— BEGIN Supplied data —

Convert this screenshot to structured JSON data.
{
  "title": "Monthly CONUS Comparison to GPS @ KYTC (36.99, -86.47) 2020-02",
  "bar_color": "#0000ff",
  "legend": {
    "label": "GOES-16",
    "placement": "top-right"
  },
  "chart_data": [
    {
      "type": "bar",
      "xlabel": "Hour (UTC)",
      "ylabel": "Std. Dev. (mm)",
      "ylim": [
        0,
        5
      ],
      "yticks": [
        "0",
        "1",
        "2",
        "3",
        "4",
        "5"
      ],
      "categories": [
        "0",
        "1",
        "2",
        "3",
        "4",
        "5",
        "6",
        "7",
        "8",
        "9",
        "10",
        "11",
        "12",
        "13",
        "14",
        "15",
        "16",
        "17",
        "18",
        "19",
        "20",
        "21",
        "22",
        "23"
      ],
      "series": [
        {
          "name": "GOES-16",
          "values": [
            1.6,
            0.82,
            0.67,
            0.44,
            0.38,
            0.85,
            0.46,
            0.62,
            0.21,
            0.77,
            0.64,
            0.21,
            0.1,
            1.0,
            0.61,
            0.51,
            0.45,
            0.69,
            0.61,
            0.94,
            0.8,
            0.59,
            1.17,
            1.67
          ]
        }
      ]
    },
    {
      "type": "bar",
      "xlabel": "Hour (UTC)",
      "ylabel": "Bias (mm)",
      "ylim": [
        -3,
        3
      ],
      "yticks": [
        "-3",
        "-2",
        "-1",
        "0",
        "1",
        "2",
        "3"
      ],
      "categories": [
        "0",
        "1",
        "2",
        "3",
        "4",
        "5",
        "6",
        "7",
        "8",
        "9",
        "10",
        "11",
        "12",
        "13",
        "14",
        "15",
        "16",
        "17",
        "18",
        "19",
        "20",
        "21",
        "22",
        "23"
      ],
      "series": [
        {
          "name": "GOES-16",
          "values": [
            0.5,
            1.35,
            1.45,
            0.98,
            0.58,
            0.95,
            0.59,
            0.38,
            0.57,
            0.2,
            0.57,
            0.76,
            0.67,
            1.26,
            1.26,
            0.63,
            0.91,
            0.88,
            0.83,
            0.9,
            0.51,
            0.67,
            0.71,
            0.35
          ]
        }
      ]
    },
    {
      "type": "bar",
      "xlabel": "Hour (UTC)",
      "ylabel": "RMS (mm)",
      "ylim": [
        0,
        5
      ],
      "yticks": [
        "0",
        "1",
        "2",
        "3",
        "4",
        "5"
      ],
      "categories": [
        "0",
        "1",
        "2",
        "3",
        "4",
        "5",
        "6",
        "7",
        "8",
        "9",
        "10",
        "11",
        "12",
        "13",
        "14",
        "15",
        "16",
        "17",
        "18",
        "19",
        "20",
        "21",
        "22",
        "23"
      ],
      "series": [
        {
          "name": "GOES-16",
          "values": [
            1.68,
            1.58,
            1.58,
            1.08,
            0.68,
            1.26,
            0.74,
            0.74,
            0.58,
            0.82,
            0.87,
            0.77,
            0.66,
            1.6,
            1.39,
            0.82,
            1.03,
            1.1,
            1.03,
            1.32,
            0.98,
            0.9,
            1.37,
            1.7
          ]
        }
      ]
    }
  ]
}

— END Supplied data —

- Given task: Pull out each line holding the string "ylabel".

- Result for this exercise:
      "ylabel": "Std. Dev. (mm)",
      "ylabel": "Bias (mm)",
      "ylabel": "RMS (mm)",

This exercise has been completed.